=== PROBLEM STATEMENT ===
Please give the listing again in its entirety, exactly as written.
___ EXCERPTED DATA
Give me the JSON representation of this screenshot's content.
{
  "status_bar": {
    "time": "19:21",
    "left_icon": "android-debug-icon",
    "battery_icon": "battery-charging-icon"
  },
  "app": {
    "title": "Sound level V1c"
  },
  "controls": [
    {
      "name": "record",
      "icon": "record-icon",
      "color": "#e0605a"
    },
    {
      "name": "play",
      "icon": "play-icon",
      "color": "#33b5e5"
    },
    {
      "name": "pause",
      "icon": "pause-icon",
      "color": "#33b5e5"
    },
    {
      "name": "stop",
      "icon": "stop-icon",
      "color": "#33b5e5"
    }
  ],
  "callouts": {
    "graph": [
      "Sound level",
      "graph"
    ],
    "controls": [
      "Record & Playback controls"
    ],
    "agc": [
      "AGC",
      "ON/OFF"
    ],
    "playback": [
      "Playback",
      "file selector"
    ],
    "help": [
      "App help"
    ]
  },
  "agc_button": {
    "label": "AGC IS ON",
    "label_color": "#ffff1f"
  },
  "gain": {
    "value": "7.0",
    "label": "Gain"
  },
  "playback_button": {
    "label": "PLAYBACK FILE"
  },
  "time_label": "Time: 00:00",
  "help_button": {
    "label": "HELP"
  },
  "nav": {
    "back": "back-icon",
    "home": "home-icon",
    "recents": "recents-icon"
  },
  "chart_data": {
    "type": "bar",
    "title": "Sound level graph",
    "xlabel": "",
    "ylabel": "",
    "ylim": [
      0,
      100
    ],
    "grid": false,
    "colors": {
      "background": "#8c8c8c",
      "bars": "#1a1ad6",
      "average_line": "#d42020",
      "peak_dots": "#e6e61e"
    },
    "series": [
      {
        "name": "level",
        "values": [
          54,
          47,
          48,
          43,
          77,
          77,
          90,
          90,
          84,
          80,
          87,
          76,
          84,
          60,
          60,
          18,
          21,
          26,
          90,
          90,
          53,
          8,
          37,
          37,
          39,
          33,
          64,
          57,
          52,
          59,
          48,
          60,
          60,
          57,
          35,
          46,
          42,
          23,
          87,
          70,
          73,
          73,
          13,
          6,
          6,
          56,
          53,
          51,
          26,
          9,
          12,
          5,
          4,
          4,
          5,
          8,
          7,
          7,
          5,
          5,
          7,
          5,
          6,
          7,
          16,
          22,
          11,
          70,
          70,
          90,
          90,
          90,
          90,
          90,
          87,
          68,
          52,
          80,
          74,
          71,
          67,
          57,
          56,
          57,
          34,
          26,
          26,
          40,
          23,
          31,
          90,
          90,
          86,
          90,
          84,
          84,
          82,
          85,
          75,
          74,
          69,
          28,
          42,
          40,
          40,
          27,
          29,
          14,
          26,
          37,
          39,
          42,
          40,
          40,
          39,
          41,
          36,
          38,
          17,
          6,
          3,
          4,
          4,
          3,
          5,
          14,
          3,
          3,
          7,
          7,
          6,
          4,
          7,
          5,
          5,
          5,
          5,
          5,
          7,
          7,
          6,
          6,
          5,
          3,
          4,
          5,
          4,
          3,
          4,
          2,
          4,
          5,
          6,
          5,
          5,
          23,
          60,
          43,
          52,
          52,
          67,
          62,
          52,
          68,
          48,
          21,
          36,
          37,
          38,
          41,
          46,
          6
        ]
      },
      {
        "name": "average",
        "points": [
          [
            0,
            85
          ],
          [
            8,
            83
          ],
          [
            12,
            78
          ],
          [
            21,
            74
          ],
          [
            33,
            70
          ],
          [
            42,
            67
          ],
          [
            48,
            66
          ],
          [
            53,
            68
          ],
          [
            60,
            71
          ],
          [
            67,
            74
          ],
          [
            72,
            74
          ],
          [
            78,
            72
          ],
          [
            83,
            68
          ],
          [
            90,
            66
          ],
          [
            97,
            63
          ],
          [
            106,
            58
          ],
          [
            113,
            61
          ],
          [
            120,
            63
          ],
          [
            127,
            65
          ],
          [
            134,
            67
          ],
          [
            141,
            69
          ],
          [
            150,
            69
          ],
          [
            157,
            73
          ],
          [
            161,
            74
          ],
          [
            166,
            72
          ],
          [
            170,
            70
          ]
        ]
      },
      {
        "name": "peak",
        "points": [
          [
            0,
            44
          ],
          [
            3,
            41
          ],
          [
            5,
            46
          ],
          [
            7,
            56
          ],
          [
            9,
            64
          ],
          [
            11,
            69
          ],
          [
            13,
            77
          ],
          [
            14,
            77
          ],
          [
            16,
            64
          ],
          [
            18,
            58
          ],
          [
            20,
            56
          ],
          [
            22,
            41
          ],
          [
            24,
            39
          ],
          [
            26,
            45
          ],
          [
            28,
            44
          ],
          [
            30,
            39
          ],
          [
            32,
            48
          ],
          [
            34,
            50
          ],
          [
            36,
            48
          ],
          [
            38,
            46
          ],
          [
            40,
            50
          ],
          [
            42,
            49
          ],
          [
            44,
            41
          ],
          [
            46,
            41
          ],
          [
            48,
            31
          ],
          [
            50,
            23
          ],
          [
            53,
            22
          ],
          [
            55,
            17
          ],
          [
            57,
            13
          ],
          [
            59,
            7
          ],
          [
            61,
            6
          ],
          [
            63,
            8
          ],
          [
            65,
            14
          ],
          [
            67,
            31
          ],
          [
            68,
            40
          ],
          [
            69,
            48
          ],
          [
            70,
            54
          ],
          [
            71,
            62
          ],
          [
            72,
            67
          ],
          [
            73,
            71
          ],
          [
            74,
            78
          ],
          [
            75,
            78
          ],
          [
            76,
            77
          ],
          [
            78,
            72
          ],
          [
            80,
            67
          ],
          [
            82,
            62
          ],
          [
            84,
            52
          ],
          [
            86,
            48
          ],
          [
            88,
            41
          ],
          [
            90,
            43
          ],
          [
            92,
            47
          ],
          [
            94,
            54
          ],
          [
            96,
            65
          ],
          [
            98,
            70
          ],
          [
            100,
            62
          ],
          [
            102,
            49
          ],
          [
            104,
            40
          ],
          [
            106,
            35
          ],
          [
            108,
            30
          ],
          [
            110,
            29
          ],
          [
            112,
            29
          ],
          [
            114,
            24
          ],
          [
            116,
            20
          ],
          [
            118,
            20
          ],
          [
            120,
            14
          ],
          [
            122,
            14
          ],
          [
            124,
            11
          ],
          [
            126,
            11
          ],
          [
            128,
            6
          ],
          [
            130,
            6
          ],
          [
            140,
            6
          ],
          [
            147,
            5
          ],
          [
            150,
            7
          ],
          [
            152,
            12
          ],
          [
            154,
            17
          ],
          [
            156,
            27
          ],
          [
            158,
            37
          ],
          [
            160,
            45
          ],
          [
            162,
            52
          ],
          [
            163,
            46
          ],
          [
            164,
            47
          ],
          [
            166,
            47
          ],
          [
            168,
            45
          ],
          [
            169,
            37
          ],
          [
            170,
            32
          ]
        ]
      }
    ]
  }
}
______
=== RESULT BELOW ===
Give me the JSON representation of this screenshot's content.
{
  "status_bar": {
    "time": "19:21",
    "left_icon": "android-debug-icon",
    "battery_icon": "battery-charging-icon"
  },
  "app": {
    "title": "Sound level V1c"
  },
  "controls": [
    {
      "name": "record",
      "icon": "record-icon",
      "color": "#e0605a"
    },
    {
      "name": "play",
      "icon": "play-icon",
      "color": "#33b5e5"
    },
    {
      "name": "pause",
      "icon": "pause-icon",
      "color": "#33b5e5"
    },
    {
      "name": "stop",
      "icon": "stop-icon",
      "color": "#33b5e5"
    }
  ],
  "callouts": {
    "graph": [
      "Sound level",
      "graph"
    ],
    "controls": [
      "Record & Playback controls"
    ],
    "agc": [
      "AGC",
      "ON/OFF"
    ],
    "playback": [
      "Playback",
      "file selector"
    ],
    "help": [
      "App help"
    ]
  },
  "agc_button": {
    "label": "AGC IS ON",
    "label_color": "#ffff1f"
  },
  "gain": {
    "value": "7.0",
    "label": "Gain"
  },
  "playback_button": {
    "label": "PLAYBACK FILE"
  },
  "time_label": "Time: 00:00",
  "help_button": {
    "label": "HELP"
  },
  "nav": {
    "back": "back-icon",
    "home": "home-icon",
    "recents": "recents-icon"
  },
  "chart_data": {
    "type": "bar",
    "title": "Sound level graph",
    "xlabel": "",
    "ylabel": "",
    "ylim": [
      0,
      100
    ],
    "grid": false,
    "colors": {
      "background": "#8c8c8c",
      "bars": "#1a1ad6",
      "average_line": "#d42020",
      "peak_dots": "#e6e61e"
    },
    "series": [
      {
        "name": "level",
        "values": [
          54,
          47,
          48,
          43,
          77,
          77,
          90,
          90,
          84,
          80,
          87,
          76,
          84,
          60,
          60,
          18,
          21,
          26,
          90,
          90,
          53,
          8,
          37,
          37,
          39,
          33,
          64,
          57,
          52,
          59,
          48,
          60,
          60,
          57,
          35,
          46,
          42,
          23,
          87,
          70,
          73,
          73,
          13,
          6,
          6,
          56,
          53,
          51,
          26,
          9,
          12,
          5,
          4,
          4,
          5,
          8,
          7,
          7,
          5,
          5,
          7,
          5,
          6,
          7,
          16,
          22,
          11,
          70,
          70,
          90,
          90,
          90,
          90,
          90,
          87,
          68,
          52,
          80,
          74,
          71,
          67,
          57,
          56,
          57,
          34,
          26,
          26,
          40,
          23,
          31,
          90,
          90,
          86,
          90,
          84,
          84,
          82,
          85,
          75,
          74,
          69,
          28,
          42,
          40,
          40,
          27,
          29,
          14,
          26,
          37,
          39,
          42,
          40,
          40,
          39,
          41,
          36,
          38,
          17,
          6,
          3,
          4,
          4,
          3,
          5,
          14,
          3,
          3,
          7,
          7,
          6,
          4,
          7,
          5,
          5,
          5,
          5,
          5,
          7,
          7,
          6,
          6,
          5,
          3,
          4,
          5,
          4,
          3,
          4,
          2,
          4,
          5,
          6,
          5,
          5,
          23,
          60,
          43,
          52,
          52,
          67,
          62,
          52,
          68,
          48,
          21,
          36,
          37,
          38,
          41,
          46,
          6
        ]
      },
      {
        "name": "average",
        "points": [
          [
            0,
            85
          ],
          [
            8,
            83
          ],
          [
            12,
            78
          ],
          [
            21,
            74
          ],
          [
            33,
            70
          ],
          [
            42,
            67
          ],
          [
            48,
            66
          ],
          [
            53,
            68
          ],
          [
            60,
            71
          ],
          [
            67,
            74
          ],
          [
            72,
            74
          ],
          [
            78,
            72
          ],
          [
            83,
            68
          ],
          [
            90,
            66
          ],
          [
            97,
            63
          ],
          [
            106,
            58
          ],
          [
            113,
            61
          ],
          [
            120,
            63
          ],
          [
            127,
            65
          ],
          [
            134,
            67
          ],
          [
            141,
            69
          ],
          [
            150,
            69
          ],
          [
            157,
            73
          ],
          [
            161,
            74
          ],
          [
            166,
            72
          ],
          [
            170,
            70
          ]
        ]
      },
      {
        "name": "peak",
        "points": [
          [
            0,
            44
          ],
          [
            3,
            41
          ],
          [
            5,
            46
          ],
          [
            7,
            56
          ],
          [
            9,
            64
          ],
          [
            11,
            69
          ],
          [
            13,
            77
          ],
          [
            14,
            77
          ],
          [
            16,
            64
          ],
          [
            18,
            58
          ],
          [
            20,
            56
          ],
          [
            22,
            41
          ],
          [
            24,
            39
          ],
          [
            26,
            45
          ],
          [
            28,
            44
          ],
          [
            30,
            39
          ],
          [
            32,
            48
          ],
          [
            34,
            50
          ],
          [
            36,
            48
          ],
          [
            38,
            46
          ],
          [
            40,
            50
          ],
          [
            42,
            49
          ],
          [
            44,
            41
          ],
          [
            46,
            41
          ],
          [
            48,
            31
          ],
          [
            50,
            23
          ],
          [
            53,
            22
          ],
          [
            55,
            17
          ],
          [
            57,
            13
          ],
          [
            59,
            7
          ],
          [
            61,
            6
          ],
          [
            63,
            8
          ],
          [
            65,
            14
          ],
          [
            67,
            31
          ],
          [
            68,
            40
          ],
          [
            69,
            48
          ],
          [
            70,
            54
          ],
          [
            71,
            62
          ],
          [
            72,
            67
          ],
          [
            73,
            71
          ],
          [
            74,
            78
          ],
          [
            75,
            78
          ],
          [
            76,
            77
          ],
          [
            78,
            72
          ],
          [
            80,
            67
          ],
          [
            82,
            62
          ],
          [
            84,
            52
          ],
          [
            86,
            48
          ],
          [
            88,
            41
          ],
          [
            90,
            43
          ],
          [
            92,
            47
          ],
          [
            94,
            54
          ],
          [
            96,
            65
          ],
          [
            98,
            70
          ],
          [
            100,
            62
          ],
          [
            102,
            49
          ],
          [
            104,
            40
          ],
          [
            106,
            35
          ],
          [
            108,
            30
          ],
          [
            110,
            29
          ],
          [
            112,
            29
          ],
          [
            114,
            24
          ],
          [
            116,
            20
          ],
          [
            118,
            20
          ],
          [
            120,
            14
          ],
          [
            122,
            14
          ],
          [
            124,
            11
          ],
          [
            126,
            11
          ],
          [
            128,
            6
          ],
          [
            130,
            6
          ],
          [
            140,
            6
          ],
          [
            147,
            5
          ],
          [
            150,
            7
          ],
          [
            152,
            12
          ],
          [
            154,
            17
          ],
          [
            156,
            27
          ],
          [
            158,
            37
          ],
          [
            160,
            45
          ],
          [
            162,
            52
          ],
          [
            163,
            46
          ],
          [
            164,
            47
          ],
          [
            166,
            47
          ],
          [
            168,
            45
          ],
          [
            169,
            37
          ],
          [
            170,
            32
          ]
        ]
      }
    ]
  }
}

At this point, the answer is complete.